## INSTRUCTION:
For the data below, work out how many lines include the string "Ручка" and report only the number.

--- STORED DATA ---

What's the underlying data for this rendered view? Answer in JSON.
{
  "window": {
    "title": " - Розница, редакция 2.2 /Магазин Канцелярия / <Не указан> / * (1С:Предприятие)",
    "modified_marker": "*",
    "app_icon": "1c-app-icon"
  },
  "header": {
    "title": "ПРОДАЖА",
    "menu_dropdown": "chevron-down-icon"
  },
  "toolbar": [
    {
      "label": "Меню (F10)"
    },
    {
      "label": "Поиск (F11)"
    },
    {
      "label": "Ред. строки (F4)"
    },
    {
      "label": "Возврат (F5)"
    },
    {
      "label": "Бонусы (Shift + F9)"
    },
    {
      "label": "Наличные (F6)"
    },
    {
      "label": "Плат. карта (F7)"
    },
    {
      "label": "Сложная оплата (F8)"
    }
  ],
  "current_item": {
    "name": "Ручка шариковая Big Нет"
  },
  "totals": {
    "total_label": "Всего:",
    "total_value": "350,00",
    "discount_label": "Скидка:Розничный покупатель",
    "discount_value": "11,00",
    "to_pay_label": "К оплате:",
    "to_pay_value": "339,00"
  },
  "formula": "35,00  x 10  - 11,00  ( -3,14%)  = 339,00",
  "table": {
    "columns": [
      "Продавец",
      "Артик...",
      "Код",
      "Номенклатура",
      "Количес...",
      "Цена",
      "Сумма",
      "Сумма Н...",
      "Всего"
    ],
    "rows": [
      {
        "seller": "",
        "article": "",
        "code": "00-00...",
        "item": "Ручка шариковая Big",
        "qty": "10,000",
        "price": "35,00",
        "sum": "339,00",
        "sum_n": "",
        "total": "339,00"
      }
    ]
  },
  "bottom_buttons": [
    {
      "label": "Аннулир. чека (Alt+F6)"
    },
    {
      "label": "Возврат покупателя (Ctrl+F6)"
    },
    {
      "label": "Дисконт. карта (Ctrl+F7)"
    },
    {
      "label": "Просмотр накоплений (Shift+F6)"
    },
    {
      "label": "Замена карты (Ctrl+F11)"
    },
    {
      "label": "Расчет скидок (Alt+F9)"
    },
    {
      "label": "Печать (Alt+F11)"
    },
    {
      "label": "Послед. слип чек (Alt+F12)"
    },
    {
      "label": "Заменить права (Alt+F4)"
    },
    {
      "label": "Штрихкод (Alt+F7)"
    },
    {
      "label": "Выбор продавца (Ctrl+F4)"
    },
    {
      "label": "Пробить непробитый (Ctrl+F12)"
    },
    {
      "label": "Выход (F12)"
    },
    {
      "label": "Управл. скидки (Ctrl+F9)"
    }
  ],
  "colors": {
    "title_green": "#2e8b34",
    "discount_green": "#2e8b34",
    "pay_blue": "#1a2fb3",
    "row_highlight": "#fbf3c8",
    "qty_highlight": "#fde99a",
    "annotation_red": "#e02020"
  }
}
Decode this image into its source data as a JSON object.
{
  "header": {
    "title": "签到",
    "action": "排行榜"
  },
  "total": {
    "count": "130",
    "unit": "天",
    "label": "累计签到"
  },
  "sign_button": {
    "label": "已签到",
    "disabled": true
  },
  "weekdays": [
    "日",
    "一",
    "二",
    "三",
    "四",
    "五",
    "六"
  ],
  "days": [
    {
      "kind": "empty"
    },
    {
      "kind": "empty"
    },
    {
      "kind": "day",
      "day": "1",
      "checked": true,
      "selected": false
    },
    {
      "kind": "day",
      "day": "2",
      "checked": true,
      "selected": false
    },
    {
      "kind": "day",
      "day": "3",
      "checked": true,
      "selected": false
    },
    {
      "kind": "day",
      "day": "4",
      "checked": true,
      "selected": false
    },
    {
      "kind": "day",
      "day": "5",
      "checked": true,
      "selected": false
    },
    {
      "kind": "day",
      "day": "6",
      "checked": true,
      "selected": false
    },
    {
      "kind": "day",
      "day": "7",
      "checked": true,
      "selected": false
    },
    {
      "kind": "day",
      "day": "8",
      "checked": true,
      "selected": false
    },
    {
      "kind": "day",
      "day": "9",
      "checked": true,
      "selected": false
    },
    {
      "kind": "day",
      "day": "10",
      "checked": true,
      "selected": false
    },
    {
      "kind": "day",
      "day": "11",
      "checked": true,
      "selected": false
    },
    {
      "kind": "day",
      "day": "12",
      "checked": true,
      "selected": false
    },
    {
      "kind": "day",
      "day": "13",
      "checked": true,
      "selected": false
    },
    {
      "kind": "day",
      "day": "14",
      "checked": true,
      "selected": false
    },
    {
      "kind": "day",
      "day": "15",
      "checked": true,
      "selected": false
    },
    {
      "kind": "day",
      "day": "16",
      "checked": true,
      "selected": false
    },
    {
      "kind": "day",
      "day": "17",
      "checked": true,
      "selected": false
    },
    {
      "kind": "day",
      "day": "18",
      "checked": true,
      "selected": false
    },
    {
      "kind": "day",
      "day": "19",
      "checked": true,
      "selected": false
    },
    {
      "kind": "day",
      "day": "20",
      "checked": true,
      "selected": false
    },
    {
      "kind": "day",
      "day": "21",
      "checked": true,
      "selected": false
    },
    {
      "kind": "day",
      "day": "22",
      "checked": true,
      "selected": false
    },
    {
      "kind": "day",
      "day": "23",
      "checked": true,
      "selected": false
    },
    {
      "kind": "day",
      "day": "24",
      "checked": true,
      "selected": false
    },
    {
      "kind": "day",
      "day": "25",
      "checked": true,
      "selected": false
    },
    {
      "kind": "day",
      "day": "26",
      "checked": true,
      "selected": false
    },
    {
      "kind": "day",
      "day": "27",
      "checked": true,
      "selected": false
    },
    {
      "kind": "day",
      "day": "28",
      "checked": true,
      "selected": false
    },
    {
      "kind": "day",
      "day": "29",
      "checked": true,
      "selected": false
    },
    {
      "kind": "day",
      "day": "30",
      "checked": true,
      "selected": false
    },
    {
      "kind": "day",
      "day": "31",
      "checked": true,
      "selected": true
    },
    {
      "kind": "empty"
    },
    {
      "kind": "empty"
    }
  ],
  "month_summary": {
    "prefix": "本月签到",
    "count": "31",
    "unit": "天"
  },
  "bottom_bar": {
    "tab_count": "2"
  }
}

---

## SOLVED EXERCISE:
2